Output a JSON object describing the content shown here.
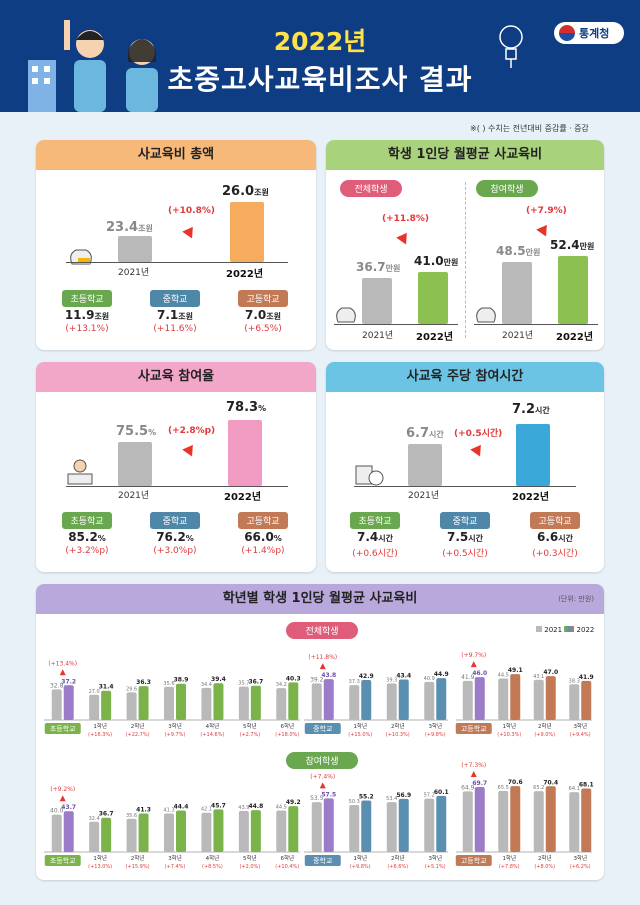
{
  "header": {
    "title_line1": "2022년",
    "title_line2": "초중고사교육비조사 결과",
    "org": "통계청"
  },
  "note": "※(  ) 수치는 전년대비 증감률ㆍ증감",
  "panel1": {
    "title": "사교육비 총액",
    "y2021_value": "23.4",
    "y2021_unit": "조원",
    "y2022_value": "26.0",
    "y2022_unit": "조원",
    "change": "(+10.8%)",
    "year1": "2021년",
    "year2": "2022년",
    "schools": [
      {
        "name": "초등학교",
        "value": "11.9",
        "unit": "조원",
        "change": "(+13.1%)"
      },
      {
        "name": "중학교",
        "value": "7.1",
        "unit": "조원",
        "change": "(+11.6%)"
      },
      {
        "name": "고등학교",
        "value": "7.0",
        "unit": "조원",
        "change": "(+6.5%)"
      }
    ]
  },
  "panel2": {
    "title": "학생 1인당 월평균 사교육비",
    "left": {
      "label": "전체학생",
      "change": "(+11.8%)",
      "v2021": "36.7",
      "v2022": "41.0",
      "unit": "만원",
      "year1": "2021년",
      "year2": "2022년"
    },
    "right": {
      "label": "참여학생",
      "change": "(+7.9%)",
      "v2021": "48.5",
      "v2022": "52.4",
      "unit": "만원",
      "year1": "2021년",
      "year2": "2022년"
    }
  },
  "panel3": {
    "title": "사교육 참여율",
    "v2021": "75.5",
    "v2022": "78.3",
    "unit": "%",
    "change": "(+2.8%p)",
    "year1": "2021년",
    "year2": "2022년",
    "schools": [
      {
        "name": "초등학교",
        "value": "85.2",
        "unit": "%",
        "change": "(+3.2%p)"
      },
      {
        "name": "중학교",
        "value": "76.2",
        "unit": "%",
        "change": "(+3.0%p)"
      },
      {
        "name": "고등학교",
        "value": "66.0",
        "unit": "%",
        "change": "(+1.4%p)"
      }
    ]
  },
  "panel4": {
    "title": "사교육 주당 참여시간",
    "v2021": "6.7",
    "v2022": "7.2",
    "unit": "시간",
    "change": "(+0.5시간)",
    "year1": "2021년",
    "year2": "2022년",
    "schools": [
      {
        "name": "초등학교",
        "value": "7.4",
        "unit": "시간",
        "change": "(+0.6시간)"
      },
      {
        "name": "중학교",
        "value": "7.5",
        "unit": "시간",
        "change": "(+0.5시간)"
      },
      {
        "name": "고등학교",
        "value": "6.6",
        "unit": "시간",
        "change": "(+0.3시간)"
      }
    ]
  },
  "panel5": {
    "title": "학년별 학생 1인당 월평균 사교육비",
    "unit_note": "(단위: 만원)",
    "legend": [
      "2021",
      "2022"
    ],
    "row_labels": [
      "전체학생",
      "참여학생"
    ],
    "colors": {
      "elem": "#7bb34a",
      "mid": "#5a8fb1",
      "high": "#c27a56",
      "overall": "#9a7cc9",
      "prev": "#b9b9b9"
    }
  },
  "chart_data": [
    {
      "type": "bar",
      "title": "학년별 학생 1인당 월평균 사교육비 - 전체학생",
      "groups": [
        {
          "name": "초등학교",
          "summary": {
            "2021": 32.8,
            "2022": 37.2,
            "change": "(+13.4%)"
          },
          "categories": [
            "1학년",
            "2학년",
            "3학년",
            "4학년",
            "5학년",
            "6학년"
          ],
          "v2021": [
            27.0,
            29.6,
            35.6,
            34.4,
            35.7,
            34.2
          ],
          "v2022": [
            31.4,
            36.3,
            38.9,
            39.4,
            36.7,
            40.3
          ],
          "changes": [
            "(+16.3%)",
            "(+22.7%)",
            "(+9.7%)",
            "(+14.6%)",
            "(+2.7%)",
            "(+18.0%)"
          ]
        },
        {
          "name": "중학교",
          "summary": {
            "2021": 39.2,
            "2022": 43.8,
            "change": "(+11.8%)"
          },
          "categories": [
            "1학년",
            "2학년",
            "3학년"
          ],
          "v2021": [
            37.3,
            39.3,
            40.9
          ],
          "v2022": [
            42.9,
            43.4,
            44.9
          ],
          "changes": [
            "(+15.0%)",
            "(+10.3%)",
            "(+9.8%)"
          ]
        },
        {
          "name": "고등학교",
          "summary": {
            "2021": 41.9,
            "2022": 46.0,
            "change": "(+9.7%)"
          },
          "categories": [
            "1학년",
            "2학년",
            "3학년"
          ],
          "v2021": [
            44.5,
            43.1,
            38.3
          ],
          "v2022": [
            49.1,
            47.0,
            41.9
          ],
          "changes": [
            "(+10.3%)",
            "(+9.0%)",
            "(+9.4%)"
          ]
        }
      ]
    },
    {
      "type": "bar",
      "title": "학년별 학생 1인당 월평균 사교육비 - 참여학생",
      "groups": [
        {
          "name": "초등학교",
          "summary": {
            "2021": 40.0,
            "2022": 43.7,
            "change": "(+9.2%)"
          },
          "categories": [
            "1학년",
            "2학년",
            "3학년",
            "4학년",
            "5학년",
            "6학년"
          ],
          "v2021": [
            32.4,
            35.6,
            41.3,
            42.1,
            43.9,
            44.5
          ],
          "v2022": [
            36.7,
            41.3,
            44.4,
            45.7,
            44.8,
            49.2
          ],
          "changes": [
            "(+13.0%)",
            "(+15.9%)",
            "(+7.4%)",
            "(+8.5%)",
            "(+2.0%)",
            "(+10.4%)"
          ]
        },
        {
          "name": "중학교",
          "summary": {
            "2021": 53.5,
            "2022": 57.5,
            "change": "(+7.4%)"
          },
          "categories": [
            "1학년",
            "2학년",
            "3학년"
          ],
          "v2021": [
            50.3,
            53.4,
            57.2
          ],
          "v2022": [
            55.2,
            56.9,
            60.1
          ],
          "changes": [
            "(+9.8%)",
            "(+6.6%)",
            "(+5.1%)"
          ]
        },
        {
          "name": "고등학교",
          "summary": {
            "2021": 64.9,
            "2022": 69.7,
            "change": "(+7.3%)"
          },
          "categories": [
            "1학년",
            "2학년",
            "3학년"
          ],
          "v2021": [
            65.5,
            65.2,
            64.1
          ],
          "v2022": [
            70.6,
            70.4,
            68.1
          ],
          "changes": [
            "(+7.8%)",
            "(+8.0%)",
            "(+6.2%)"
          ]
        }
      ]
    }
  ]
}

════════════════════

• EXERCISE DESCRIPTION:
Print the complete listing exactly, apart from any pictures.

• WORKED SOLUTION:
Output a JSON object describing the content shown here.
{
  "header": {
    "title_line1": "2022년",
    "title_line2": "초중고사교육비조사 결과",
    "org": "통계청"
  },
  "note": "※(  ) 수치는 전년대비 증감률ㆍ증감",
  "panel1": {
    "title": "사교육비 총액",
    "y2021_value": "23.4",
    "y2021_unit": "조원",
    "y2022_value": "26.0",
    "y2022_unit": "조원",
    "change": "(+10.8%)",
    "year1": "2021년",
    "year2": "2022년",
    "schools": [
      {
        "name": "초등학교",
        "value": "11.9",
        "unit": "조원",
        "change": "(+13.1%)"
      },
      {
        "name": "중학교",
        "value": "7.1",
        "unit": "조원",
        "change": "(+11.6%)"
      },
      {
        "name": "고등학교",
        "value": "7.0",
        "unit": "조원",
        "change": "(+6.5%)"
      }
    ]
  },
  "panel2": {
    "title": "학생 1인당 월평균 사교육비",
    "left": {
      "label": "전체학생",
      "change": "(+11.8%)",
      "v2021": "36.7",
      "v2022": "41.0",
      "unit": "만원",
      "year1": "2021년",
      "year2": "2022년"
    },
    "right": {
      "label": "참여학생",
      "change": "(+7.9%)",
      "v2021": "48.5",
      "v2022": "52.4",
      "unit": "만원",
      "year1": "2021년",
      "year2": "2022년"
    }
  },
  "panel3": {
    "title": "사교육 참여율",
    "v2021": "75.5",
    "v2022": "78.3",
    "unit": "%",
    "change": "(+2.8%p)",
    "year1": "2021년",
    "year2": "2022년",
    "schools": [
      {
        "name": "초등학교",
        "value": "85.2",
        "unit": "%",
        "change": "(+3.2%p)"
      },
      {
        "name": "중학교",
        "value": "76.2",
        "unit": "%",
        "change": "(+3.0%p)"
      },
      {
        "name": "고등학교",
        "value": "66.0",
        "unit": "%",
        "change": "(+1.4%p)"
      }
    ]
  },
  "panel4": {
    "title": "사교육 주당 참여시간",
    "v2021": "6.7",
    "v2022": "7.2",
    "unit": "시간",
    "change": "(+0.5시간)",
    "year1": "2021년",
    "year2": "2022년",
    "schools": [
      {
        "name": "초등학교",
        "value": "7.4",
        "unit": "시간",
        "change": "(+0.6시간)"
      },
      {
        "name": "중학교",
        "value": "7.5",
        "unit": "시간",
        "change": "(+0.5시간)"
      },
      {
        "name": "고등학교",
        "value": "6.6",
        "unit": "시간",
        "change": "(+0.3시간)"
      }
    ]
  },
  "panel5": {
    "title": "학년별 학생 1인당 월평균 사교육비",
    "unit_note": "(단위: 만원)",
    "legend": [
      "2021",
      "2022"
    ],
    "row_labels": [
      "전체학생",
      "참여학생"
    ],
    "colors": {
      "elem": "#7bb34a",
      "mid": "#5a8fb1",
      "high": "#c27a56",
      "overall": "#9a7cc9",
      "prev": "#b9b9b9"
    }
  },
  "chart_data": [
    {
      "type": "bar",
      "title": "학년별 학생 1인당 월평균 사교육비 - 전체학생",
      "groups": [
        {
          "name": "초등학교",
          "summary": {
            "2021": 32.8,
            "2022": 37.2,
            "change": "(+13.4%)"
          },
          "categories": [
            "1학년",
            "2학년",
            "3학년",
            "4학년",
            "5학년",
            "6학년"
          ],
          "v2021": [
            27.0,
            29.6,
            35.6,
            34.4,
            35.7,
            34.2
          ],
          "v2022": [
            31.4,
            36.3,
            38.9,
            39.4,
            36.7,
            40.3
          ],
          "changes": [
            "(+16.3%)",
            "(+22.7%)",
            "(+9.7%)",
            "(+14.6%)",
            "(+2.7%)",
            "(+18.0%)"
          ]
        },
        {
          "name": "중학교",
          "summary": {
            "2021": 39.2,
            "2022": 43.8,
            "change": "(+11.8%)"
          },
          "categories": [
            "1학년",
            "2학년",
            "3학년"
          ],
          "v2021": [
            37.3,
            39.3,
            40.9
          ],
          "v2022": [
            42.9,
            43.4,
            44.9
          ],
          "changes": [
            "(+15.0%)",
            "(+10.3%)",
            "(+9.8%)"
          ]
        },
        {
          "name": "고등학교",
          "summary": {
            "2021": 41.9,
            "2022": 46.0,
            "change": "(+9.7%)"
          },
          "categories": [
            "1학년",
            "2학년",
            "3학년"
          ],
          "v2021": [
            44.5,
            43.1,
            38.3
          ],
          "v2022": [
            49.1,
            47.0,
            41.9
          ],
          "changes": [
            "(+10.3%)",
            "(+9.0%)",
            "(+9.4%)"
          ]
        }
      ]
    },
    {
      "type": "bar",
      "title": "학년별 학생 1인당 월평균 사교육비 - 참여학생",
      "groups": [
        {
          "name": "초등학교",
          "summary": {
            "2021": 40.0,
            "2022": 43.7,
            "change": "(+9.2%)"
          },
          "categories": [
            "1학년",
            "2학년",
            "3학년",
            "4학년",
            "5학년",
            "6학년"
          ],
          "v2021": [
            32.4,
            35.6,
            41.3,
            42.1,
            43.9,
            44.5
          ],
          "v2022": [
            36.7,
            41.3,
            44.4,
            45.7,
            44.8,
            49.2
          ],
          "changes": [
            "(+13.0%)",
            "(+15.9%)",
            "(+7.4%)",
            "(+8.5%)",
            "(+2.0%)",
            "(+10.4%)"
          ]
        },
        {
          "name": "중학교",
          "summary": {
            "2021": 53.5,
            "2022": 57.5,
            "change": "(+7.4%)"
          },
          "categories": [
            "1학년",
            "2학년",
            "3학년"
          ],
          "v2021": [
            50.3,
            53.4,
            57.2
          ],
          "v2022": [
            55.2,
            56.9,
            60.1
          ],
          "changes": [
            "(+9.8%)",
            "(+6.6%)",
            "(+5.1%)"
          ]
        },
        {
          "name": "고등학교",
          "summary": {
            "2021": 64.9,
            "2022": 69.7,
            "change": "(+7.3%)"
          },
          "categories": [
            "1학년",
            "2학년",
            "3학년"
          ],
          "v2021": [
            65.5,
            65.2,
            64.1
          ],
          "v2022": [
            70.6,
            70.4,
            68.1
          ],
          "changes": [
            "(+7.8%)",
            "(+8.0%)",
            "(+6.2%)"
          ]
        }
      ]
    }
  ]
}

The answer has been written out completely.